WHAT YOU HAVE TO DO
Transcribe the records below exactly as they appear.

GIVEN RECORDS
——————————
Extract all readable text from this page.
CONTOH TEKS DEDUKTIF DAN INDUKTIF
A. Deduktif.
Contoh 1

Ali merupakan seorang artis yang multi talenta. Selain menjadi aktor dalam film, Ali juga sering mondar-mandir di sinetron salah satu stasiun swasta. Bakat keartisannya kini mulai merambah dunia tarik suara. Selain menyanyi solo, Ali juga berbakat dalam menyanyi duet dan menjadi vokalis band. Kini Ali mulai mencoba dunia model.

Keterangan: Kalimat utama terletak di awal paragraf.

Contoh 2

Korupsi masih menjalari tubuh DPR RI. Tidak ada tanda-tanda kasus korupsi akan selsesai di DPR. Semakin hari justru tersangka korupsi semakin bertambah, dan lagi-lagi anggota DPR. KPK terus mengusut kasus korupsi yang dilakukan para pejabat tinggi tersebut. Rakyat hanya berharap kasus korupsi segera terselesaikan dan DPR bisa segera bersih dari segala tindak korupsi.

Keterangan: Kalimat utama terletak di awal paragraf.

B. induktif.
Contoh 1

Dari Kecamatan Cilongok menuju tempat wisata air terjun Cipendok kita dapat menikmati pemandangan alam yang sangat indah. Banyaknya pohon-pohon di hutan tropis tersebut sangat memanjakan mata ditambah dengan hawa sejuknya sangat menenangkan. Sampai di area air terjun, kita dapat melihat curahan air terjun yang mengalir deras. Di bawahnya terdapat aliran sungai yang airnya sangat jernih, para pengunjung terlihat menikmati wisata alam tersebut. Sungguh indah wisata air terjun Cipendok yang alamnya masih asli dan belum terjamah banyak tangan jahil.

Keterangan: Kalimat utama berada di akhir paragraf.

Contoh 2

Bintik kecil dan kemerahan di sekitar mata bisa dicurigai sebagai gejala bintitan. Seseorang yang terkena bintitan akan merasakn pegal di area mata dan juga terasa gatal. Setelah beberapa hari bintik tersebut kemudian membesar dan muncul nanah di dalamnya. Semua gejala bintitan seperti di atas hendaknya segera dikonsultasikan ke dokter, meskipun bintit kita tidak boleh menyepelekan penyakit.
——————————
WRITTEN RESPONSE
Extract all readable text from this page.
CONTOH TEKS DEDUKTIF DAN INDUKTIF
A. Deduktif.
Contoh 1

Ali merupakan seorang artis yang multi talenta. Selain menjadi aktor dalam film, Ali juga sering mondar-mandir di sinetron salah satu stasiun swasta. Bakat keartisannya kini mulai merambah dunia tarik suara. Selain menyanyi solo, Ali juga berbakat dalam menyanyi duet dan menjadi vokalis band. Kini Ali mulai mencoba dunia model.

Keterangan: Kalimat utama terletak di awal paragraf.

Contoh 2

Korupsi masih menjalari tubuh DPR RI. Tidak ada tanda-tanda kasus korupsi akan selsesai di DPR. Semakin hari justru tersangka korupsi semakin bertambah, dan lagi-lagi anggota DPR. KPK terus mengusut kasus korupsi yang dilakukan para pejabat tinggi tersebut. Rakyat hanya berharap kasus korupsi segera terselesaikan dan DPR bisa segera bersih dari segala tindak korupsi.

Keterangan: Kalimat utama terletak di awal paragraf.

B. induktif.
Contoh 1

Dari Kecamatan Cilongok menuju tempat wisata air terjun Cipendok kita dapat menikmati pemandangan alam yang sangat indah. Banyaknya pohon-pohon di hutan tropis tersebut sangat memanjakan mata ditambah dengan hawa sejuknya sangat menenangkan. Sampai di area air terjun, kita dapat melihat curahan air terjun yang mengalir deras. Di bawahnya terdapat aliran sungai yang airnya sangat jernih, para pengunjung terlihat menikmati wisata alam tersebut. Sungguh indah wisata air terjun Cipendok yang alamnya masih asli dan belum terjamah banyak tangan jahil.

Keterangan: Kalimat utama berada di akhir paragraf.

Contoh 2

Bintik kecil dan kemerahan di sekitar mata bisa dicurigai sebagai gejala bintitan. Seseorang yang terkena bintitan akan merasakn pegal di area mata dan juga terasa gatal. Setelah beberapa hari bintik tersebut kemudian membesar dan muncul nanah di dalamnya. Semua gejala bintitan seperti di atas hendaknya segera dikonsultasikan ke dokter, meskipun bintit kita tidak boleh menyepelekan penyakit.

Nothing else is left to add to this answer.